— START OF PROVIDED DATA —

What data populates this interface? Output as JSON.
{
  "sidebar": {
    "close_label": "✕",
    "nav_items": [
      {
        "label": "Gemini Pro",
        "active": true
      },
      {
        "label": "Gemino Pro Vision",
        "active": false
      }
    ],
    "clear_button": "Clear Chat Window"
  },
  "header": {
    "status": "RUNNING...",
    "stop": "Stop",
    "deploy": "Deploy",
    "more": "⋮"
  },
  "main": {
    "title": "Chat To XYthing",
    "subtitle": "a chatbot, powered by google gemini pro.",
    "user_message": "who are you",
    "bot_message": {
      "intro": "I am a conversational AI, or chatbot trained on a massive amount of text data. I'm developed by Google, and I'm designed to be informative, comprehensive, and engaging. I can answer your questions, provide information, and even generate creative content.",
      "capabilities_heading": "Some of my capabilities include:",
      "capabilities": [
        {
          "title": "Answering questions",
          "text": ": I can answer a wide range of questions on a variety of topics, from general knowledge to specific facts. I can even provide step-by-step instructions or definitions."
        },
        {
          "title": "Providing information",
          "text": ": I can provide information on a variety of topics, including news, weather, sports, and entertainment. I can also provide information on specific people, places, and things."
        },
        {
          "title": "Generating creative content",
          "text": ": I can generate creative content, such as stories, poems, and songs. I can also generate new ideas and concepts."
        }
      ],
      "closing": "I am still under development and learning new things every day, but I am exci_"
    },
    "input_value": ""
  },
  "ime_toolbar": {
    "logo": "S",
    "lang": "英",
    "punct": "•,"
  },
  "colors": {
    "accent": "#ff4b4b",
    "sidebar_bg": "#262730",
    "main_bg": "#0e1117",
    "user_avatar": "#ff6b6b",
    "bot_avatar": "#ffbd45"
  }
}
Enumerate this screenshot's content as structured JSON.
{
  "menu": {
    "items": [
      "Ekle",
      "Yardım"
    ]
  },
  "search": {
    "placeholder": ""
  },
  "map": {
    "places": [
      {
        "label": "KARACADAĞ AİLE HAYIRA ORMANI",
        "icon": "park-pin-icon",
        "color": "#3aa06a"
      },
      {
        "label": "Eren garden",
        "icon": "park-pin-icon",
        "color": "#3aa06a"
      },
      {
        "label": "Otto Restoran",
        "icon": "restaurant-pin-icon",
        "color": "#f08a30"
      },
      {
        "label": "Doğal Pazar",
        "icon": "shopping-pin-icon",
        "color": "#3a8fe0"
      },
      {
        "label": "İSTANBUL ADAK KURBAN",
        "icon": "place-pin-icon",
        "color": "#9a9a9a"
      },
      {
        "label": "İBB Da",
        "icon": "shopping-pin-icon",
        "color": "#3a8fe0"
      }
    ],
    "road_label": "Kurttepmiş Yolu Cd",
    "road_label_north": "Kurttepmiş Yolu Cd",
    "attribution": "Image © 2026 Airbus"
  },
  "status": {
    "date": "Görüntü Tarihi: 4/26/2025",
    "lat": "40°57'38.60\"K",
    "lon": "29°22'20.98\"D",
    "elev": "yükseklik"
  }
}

— END OF PROVIDED DATA —

— GOAL —
Retype the records in full. Keep every line identical to the original.

— ANSWER TO THIS PROBLEM —
What data populates this interface? Output as JSON.
{
  "sidebar": {
    "close_label": "✕",
    "nav_items": [
      {
        "label": "Gemini Pro",
        "active": true
      },
      {
        "label": "Gemino Pro Vision",
        "active": false
      }
    ],
    "clear_button": "Clear Chat Window"
  },
  "header": {
    "status": "RUNNING...",
    "stop": "Stop",
    "deploy": "Deploy",
    "more": "⋮"
  },
  "main": {
    "title": "Chat To XYthing",
    "subtitle": "a chatbot, powered by google gemini pro.",
    "user_message": "who are you",
    "bot_message": {
      "intro": "I am a conversational AI, or chatbot trained on a massive amount of text data. I'm developed by Google, and I'm designed to be informative, comprehensive, and engaging. I can answer your questions, provide information, and even generate creative content.",
      "capabilities_heading": "Some of my capabilities include:",
      "capabilities": [
        {
          "title": "Answering questions",
          "text": ": I can answer a wide range of questions on a variety of topics, from general knowledge to specific facts. I can even provide step-by-step instructions or definitions."
        },
        {
          "title": "Providing information",
          "text": ": I can provide information on a variety of topics, including news, weather, sports, and entertainment. I can also provide information on specific people, places, and things."
        },
        {
          "title": "Generating creative content",
          "text": ": I can generate creative content, such as stories, poems, and songs. I can also generate new ideas and concepts."
        }
      ],
      "closing": "I am still under development and learning new things every day, but I am exci_"
    },
    "input_value": ""
  },
  "ime_toolbar": {
    "logo": "S",
    "lang": "英",
    "punct": "•,"
  },
  "colors": {
    "accent": "#ff4b4b",
    "sidebar_bg": "#262730",
    "main_bg": "#0e1117",
    "user_avatar": "#ff6b6b",
    "bot_avatar": "#ffbd45"
  }
}
Enumerate this screenshot's content as structured JSON.
{
  "menu": {
    "items": [
      "Ekle",
      "Yardım"
    ]
  },
  "search": {
    "placeholder": ""
  },
  "map": {
    "places": [
      {
        "label": "KARACADAĞ AİLE HAYIRA ORMANI",
        "icon": "park-pin-icon",
        "color": "#3aa06a"
      },
      {
        "label": "Eren garden",
        "icon": "park-pin-icon",
        "color": "#3aa06a"
      },
      {
        "label": "Otto Restoran",
        "icon": "restaurant-pin-icon",
        "color": "#f08a30"
      },
      {
        "label": "Doğal Pazar",
        "icon": "shopping-pin-icon",
        "color": "#3a8fe0"
      },
      {
        "label": "İSTANBUL ADAK KURBAN",
        "icon": "place-pin-icon",
        "color": "#9a9a9a"
      },
      {
        "label": "İBB Da",
        "icon": "shopping-pin-icon",
        "color": "#3a8fe0"
      }
    ],
    "road_label": "Kurttepmiş Yolu Cd",
    "road_label_north": "Kurttepmiş Yolu Cd",
    "attribution": "Image © 2026 Airbus"
  },
  "status": {
    "date": "Görüntü Tarihi: 4/26/2025",
    "lat": "40°57'38.60\"K",
    "lon": "29°22'20.98\"D",
    "elev": "yükseklik"
  }
}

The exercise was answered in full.